> [Given task a] Report every line of the records below that contains the word "Tonga".

** BEGIN Selection **

Nessie Vs. Kelpie

Posted by: Nick Redfern on December 27th, 2013

Tim Dinsdale, The Story of the Loch Ness Monster

“…it is true that Nessie has been seen, photographed and sonared but that can also be said of ghosts, fairies and boggarts. Isn’t it possible that what we have here is not a ‘cryptoid’ at all, but a local kelpie legend (mythical Gaelic water beast) that caught the imagination of the world’s press before getting a little out of hand? Perhaps the single most impressive thing about Nessie is that prior to 1933 accounts are hard to come by: in fact, they are almost embarrassing in terms of their absence (another post, another day). However, there are a handful of kelpie accounts from Ness.”

So writes Dr. Beachcombing in a new article titled Was Nessie A Kelpie?

Nick Redfern About Nick Redfern
Punk music fan, Tennents Super and Carlsberg Special Brew beer fan, horror film fan, chocolate fan, like to wear black clothes, like to stay up late. Work as a writer.

6 Responses to “Nessie Vs. Kelpie”

  1. Wee Falorie Man responds:

    No, Dr. Beachcombing, ghosts, fairies, and boggarts have never been sonared – and I’m pretty sure that boggarts have never been photographed, either. Arbitrarily putting the Loch Ness Monster in the same category as ghosts, fairies, and boggarts does nothing to disprove the existence of the Loch Ness Monster. The Loch Ness Monster either exists or does not exist, regardless of anybody’s opinions.

** END Selection **

> [Given task b]
Decide whether each statement below agrees with the post on Nessie and the kelpie. Answer yes or no for each, and quote the words from the post that decide it.
(i) The post was published on December 27th, 2013.
(ii) The quoted passage says that accounts of Nessie from before 1933 are plentiful.
(iii) The commenter Wee Falorie Man says that boggarts have been sonared.

** BEGIN Exercise data **

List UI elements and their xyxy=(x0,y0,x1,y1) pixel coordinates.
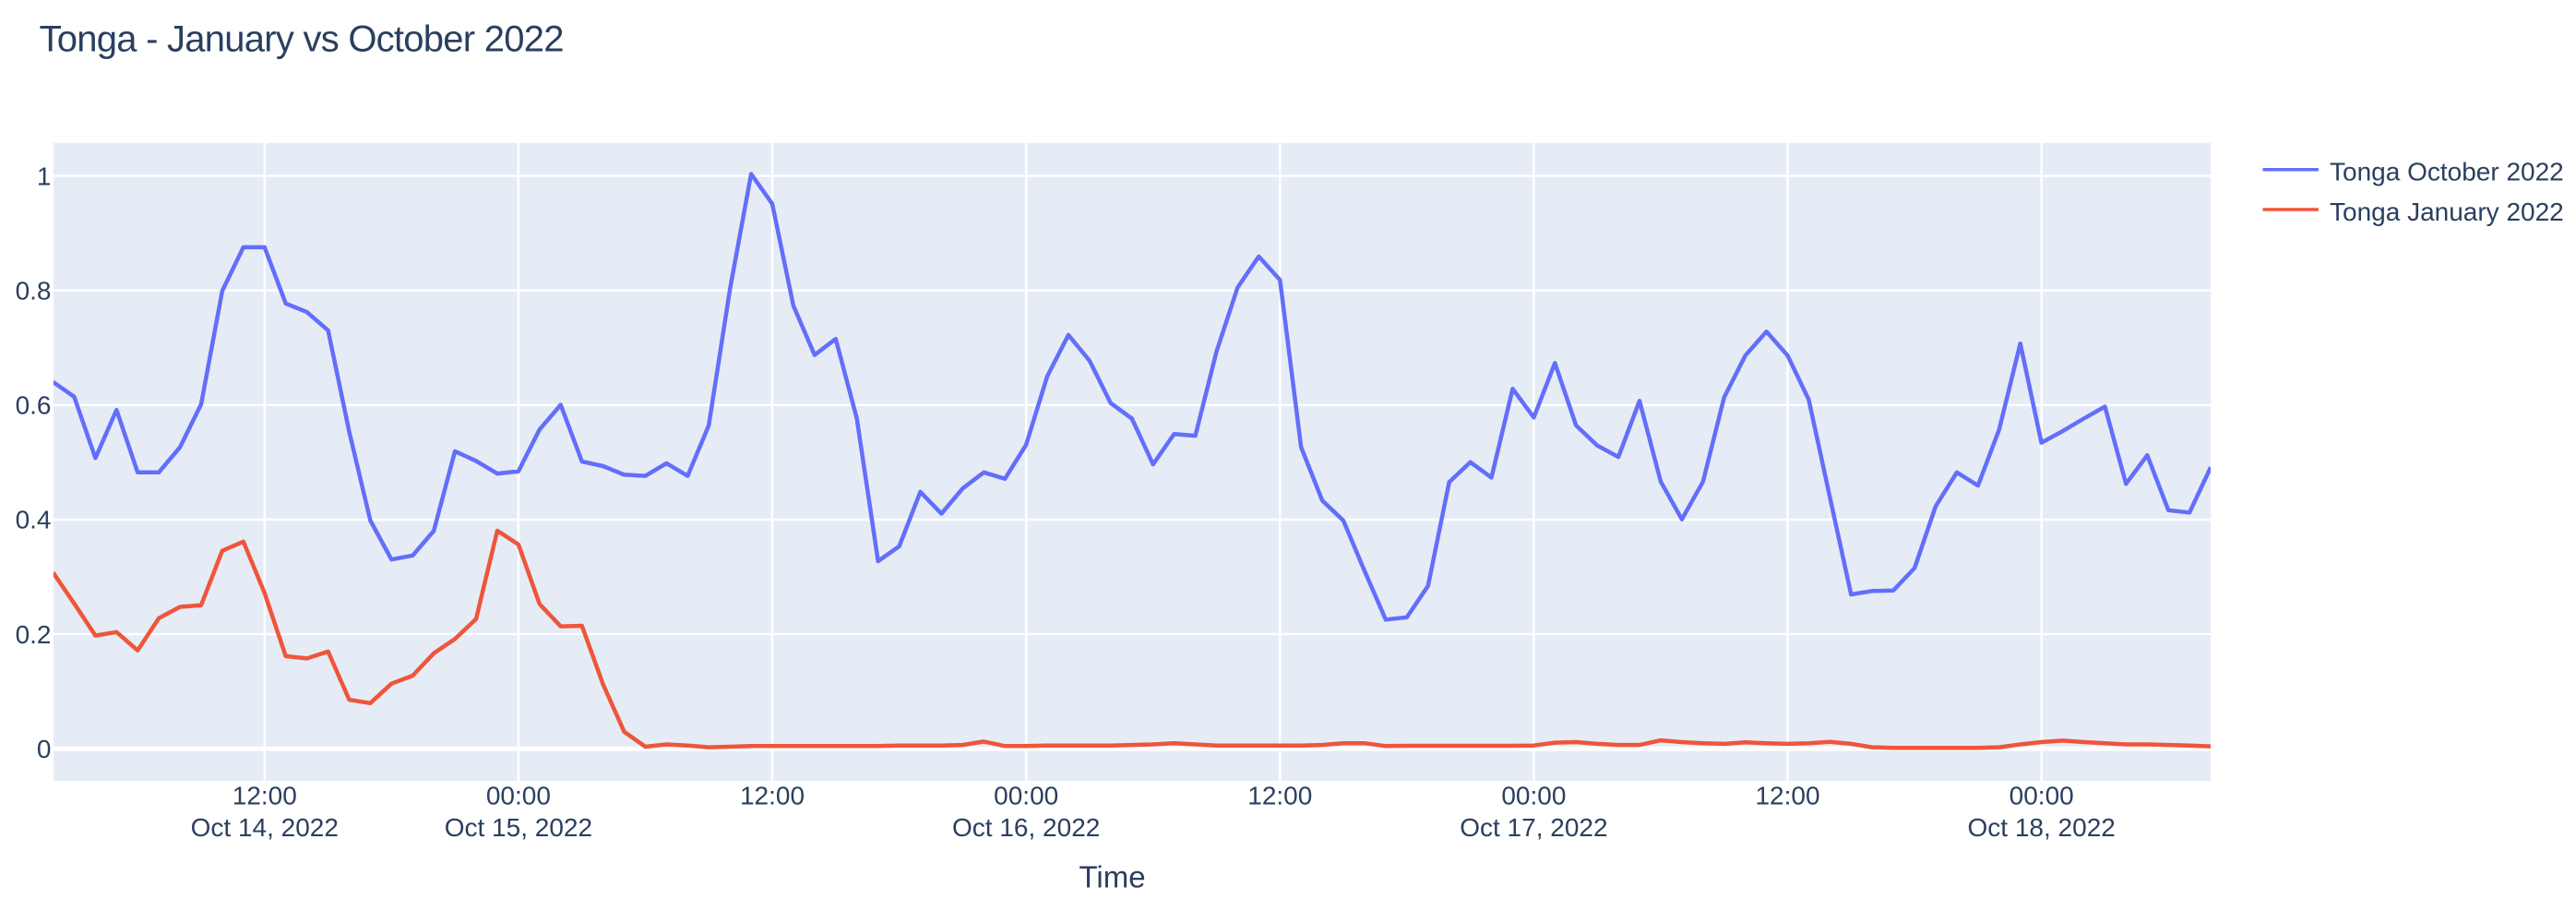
svg-text:0.2: 0.2 xyxy=(16,620,52,649)
svg-text:Tonga October 2022: Tonga October 2022 xyxy=(2330,157,2564,186)
svg-text:Tonga - January vs October 202: Tonga - January vs October 2022 xyxy=(40,19,564,60)
svg-text:12:00: 12:00 xyxy=(233,782,297,810)
svg-text:0: 0 xyxy=(37,735,52,763)
svg-text:00:00: 00:00 xyxy=(2010,782,2074,810)
svg-text:0.4: 0.4 xyxy=(16,506,52,534)
svg-text:00:00: 00:00 xyxy=(486,782,551,810)
svg-text:00:00: 00:00 xyxy=(994,782,1058,810)
svg-text:00:00: 00:00 xyxy=(1501,782,1566,810)
svg-text:12:00: 12:00 xyxy=(1755,782,1819,810)
svg-text:Oct 15, 2022: Oct 15, 2022 xyxy=(445,813,592,842)
svg-text:Oct 17, 2022: Oct 17, 2022 xyxy=(1460,813,1607,842)
svg-text:Oct 14, 2022: Oct 14, 2022 xyxy=(191,813,339,842)
svg-text:12:00: 12:00 xyxy=(1247,782,1312,810)
svg-text:Oct 18, 2022: Oct 18, 2022 xyxy=(1968,813,2116,842)
svg-text:0.6: 0.6 xyxy=(16,391,52,420)
svg-text:Tonga January 2022: Tonga January 2022 xyxy=(2330,198,2564,226)
svg-text:0.8: 0.8 xyxy=(16,276,52,305)
svg-text:Oct 16, 2022: Oct 16, 2022 xyxy=(952,813,1100,842)
svg-text:12:00: 12:00 xyxy=(740,782,805,810)
svg-text:1: 1 xyxy=(37,162,52,190)
svg-text:Time: Time xyxy=(1079,860,1146,894)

** END Exercise data **

> [Task answer a]
svg-text:Tonga October 2022: Tonga October 2022 xyxy=(2330,157,2564,186)
svg-text:Tonga - January vs October 202: Tonga - January vs October 2022 xyxy=(40,19,564,60)
svg-text:Tonga January 2022: Tonga January 2022 xyxy=(2330,198,2564,226)

> [Task answer b]
(i) Yes: "Posted by: Nick Redfern on December 27th, 2013"
(ii) No: "prior to 1933 accounts are hard to come by"
(iii) No: "ghosts, fairies, and boggarts have never been sonared"